Goal
Give back the whole listing exactly as shown.

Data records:
--*--
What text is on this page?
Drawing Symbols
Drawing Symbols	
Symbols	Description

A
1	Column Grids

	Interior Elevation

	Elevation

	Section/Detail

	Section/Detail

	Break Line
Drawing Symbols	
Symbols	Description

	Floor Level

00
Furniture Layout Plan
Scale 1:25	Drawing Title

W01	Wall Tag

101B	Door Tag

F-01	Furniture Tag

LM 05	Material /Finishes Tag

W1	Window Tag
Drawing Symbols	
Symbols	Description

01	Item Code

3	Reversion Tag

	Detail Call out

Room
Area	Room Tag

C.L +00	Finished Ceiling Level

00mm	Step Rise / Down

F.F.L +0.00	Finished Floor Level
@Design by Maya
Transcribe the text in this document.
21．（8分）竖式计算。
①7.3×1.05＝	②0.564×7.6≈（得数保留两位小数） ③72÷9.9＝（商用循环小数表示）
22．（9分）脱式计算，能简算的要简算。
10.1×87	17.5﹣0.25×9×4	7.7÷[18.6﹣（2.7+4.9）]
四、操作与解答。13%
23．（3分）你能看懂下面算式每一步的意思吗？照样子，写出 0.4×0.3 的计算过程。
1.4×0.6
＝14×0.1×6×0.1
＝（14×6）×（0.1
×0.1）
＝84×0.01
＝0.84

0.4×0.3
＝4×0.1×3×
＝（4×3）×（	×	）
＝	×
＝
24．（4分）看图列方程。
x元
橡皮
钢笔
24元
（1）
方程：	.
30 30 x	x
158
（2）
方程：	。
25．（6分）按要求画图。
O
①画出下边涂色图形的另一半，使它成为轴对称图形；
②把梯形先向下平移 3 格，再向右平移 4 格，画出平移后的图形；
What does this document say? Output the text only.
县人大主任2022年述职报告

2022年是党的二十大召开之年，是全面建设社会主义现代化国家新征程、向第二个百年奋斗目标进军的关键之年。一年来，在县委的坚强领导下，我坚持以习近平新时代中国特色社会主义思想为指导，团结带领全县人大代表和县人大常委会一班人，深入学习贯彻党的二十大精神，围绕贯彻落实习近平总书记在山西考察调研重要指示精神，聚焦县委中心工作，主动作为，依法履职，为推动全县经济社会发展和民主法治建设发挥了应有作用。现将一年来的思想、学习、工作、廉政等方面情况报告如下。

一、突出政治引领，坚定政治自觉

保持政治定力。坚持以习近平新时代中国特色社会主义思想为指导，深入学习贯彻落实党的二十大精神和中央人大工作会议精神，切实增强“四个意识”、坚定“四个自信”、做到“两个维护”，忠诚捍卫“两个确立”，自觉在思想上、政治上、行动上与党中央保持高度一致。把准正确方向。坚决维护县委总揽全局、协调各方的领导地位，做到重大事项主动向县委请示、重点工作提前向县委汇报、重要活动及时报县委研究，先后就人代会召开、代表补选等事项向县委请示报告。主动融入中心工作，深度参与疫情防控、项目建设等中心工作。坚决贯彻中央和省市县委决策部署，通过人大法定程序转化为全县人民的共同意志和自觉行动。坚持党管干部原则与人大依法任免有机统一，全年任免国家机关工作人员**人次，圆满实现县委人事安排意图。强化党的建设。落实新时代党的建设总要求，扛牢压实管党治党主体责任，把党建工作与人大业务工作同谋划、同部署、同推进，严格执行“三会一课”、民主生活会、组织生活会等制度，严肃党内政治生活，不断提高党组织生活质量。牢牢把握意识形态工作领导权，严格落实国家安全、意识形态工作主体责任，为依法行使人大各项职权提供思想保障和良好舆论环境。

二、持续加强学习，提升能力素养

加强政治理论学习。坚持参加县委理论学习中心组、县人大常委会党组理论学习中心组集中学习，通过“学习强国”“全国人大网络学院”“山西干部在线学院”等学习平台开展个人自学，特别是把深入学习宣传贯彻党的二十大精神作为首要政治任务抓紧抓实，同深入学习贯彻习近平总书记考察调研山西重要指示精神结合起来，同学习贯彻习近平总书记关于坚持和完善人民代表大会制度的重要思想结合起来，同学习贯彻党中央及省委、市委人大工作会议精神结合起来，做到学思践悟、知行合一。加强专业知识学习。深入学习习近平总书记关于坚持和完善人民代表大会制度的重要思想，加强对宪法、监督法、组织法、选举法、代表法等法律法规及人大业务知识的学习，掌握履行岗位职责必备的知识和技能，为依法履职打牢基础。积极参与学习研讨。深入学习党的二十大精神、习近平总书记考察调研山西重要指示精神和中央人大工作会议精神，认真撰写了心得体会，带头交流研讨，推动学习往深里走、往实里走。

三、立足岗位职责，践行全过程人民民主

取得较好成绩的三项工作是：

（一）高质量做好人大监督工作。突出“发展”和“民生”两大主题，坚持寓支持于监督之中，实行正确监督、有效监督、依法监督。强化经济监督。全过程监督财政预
--*--
Problem solution
What text is on this page?
Drawing Symbols
Drawing Symbols	
Symbols	Description

A
1	Column Grids

	Interior Elevation

	Elevation

	Section/Detail

	Section/Detail

	Break Line
Drawing Symbols	
Symbols	Description

	Floor Level

00
Furniture Layout Plan
Scale 1:25	Drawing Title

W01	Wall Tag

101B	Door Tag

F-01	Furniture Tag

LM 05	Material /Finishes Tag

W1	Window Tag
Drawing Symbols	
Symbols	Description

01	Item Code

3	Reversion Tag

	Detail Call out

Room
Area	Room Tag

C.L +00	Finished Ceiling Level

00mm	Step Rise / Down

F.F.L +0.00	Finished Floor Level
@Design by Maya
Transcribe the text in this document.
21．（8分）竖式计算。
①7.3×1.05＝	②0.564×7.6≈（得数保留两位小数） ③72÷9.9＝（商用循环小数表示）
22．（9分）脱式计算，能简算的要简算。
10.1×87	17.5﹣0.25×9×4	7.7÷[18.6﹣（2.7+4.9）]
四、操作与解答。13%
23．（3分）你能看懂下面算式每一步的意思吗？照样子，写出 0.4×0.3 的计算过程。
1.4×0.6
＝14×0.1×6×0.1
＝（14×6）×（0.1
×0.1）
＝84×0.01
＝0.84

0.4×0.3
＝4×0.1×3×
＝（4×3）×（	×	）
＝	×
＝
24．（4分）看图列方程。
x元
橡皮
钢笔
24元
（1）
方程：	.
30 30 x	x
158
（2）
方程：	。
25．（6分）按要求画图。
O
①画出下边涂色图形的另一半，使它成为轴对称图形；
②把梯形先向下平移 3 格，再向右平移 4 格，画出平移后的图形；
What does this document say? Output the text only.
县人大主任2022年述职报告

2022年是党的二十大召开之年，是全面建设社会主义现代化国家新征程、向第二个百年奋斗目标进军的关键之年。一年来，在县委的坚强领导下，我坚持以习近平新时代中国特色社会主义思想为指导，团结带领全县人大代表和县人大常委会一班人，深入学习贯彻党的二十大精神，围绕贯彻落实习近平总书记在山西考察调研重要指示精神，聚焦县委中心工作，主动作为，依法履职，为推动全县经济社会发展和民主法治建设发挥了应有作用。现将一年来的思想、学习、工作、廉政等方面情况报告如下。

一、突出政治引领，坚定政治自觉

保持政治定力。坚持以习近平新时代中国特色社会主义思想为指导，深入学习贯彻落实党的二十大精神和中央人大工作会议精神，切实增强“四个意识”、坚定“四个自信”、做到“两个维护”，忠诚捍卫“两个确立”，自觉在思想上、政治上、行动上与党中央保持高度一致。把准正确方向。坚决维护县委总揽全局、协调各方的领导地位，做到重大事项主动向县委请示、重点工作提前向县委汇报、重要活动及时报县委研究，先后就人代会召开、代表补选等事项向县委请示报告。主动融入中心工作，深度参与疫情防控、项目建设等中心工作。坚决贯彻中央和省市县委决策部署，通过人大法定程序转化为全县人民的共同意志和自觉行动。坚持党管干部原则与人大依法任免有机统一，全年任免国家机关工作人员**人次，圆满实现县委人事安排意图。强化党的建设。落实新时代党的建设总要求，扛牢压实管党治党主体责任，把党建工作与人大业务工作同谋划、同部署、同推进，严格执行“三会一课”、民主生活会、组织生活会等制度，严肃党内政治生活，不断提高党组织生活质量。牢牢把握意识形态工作领导权，严格落实国家安全、意识形态工作主体责任，为依法行使人大各项职权提供思想保障和良好舆论环境。

二、持续加强学习，提升能力素养

加强政治理论学习。坚持参加县委理论学习中心组、县人大常委会党组理论学习中心组集中学习，通过“学习强国”“全国人大网络学院”“山西干部在线学院”等学习平台开展个人自学，特别是把深入学习宣传贯彻党的二十大精神作为首要政治任务抓紧抓实，同深入学习贯彻习近平总书记考察调研山西重要指示精神结合起来，同学习贯彻习近平总书记关于坚持和完善人民代表大会制度的重要思想结合起来，同学习贯彻党中央及省委、市委人大工作会议精神结合起来，做到学思践悟、知行合一。加强专业知识学习。深入学习习近平总书记关于坚持和完善人民代表大会制度的重要思想，加强对宪法、监督法、组织法、选举法、代表法等法律法规及人大业务知识的学习，掌握履行岗位职责必备的知识和技能，为依法履职打牢基础。积极参与学习研讨。深入学习党的二十大精神、习近平总书记考察调研山西重要指示精神和中央人大工作会议精神，认真撰写了心得体会，带头交流研讨，推动学习往深里走、往实里走。

三、立足岗位职责，践行全过程人民民主

取得较好成绩的三项工作是：

（一）高质量做好人大监督工作。突出“发展”和“民生”两大主题，坚持寓支持于监督之中，实行正确监督、有效监督、依法监督。强化经济监督。全过程监督财政预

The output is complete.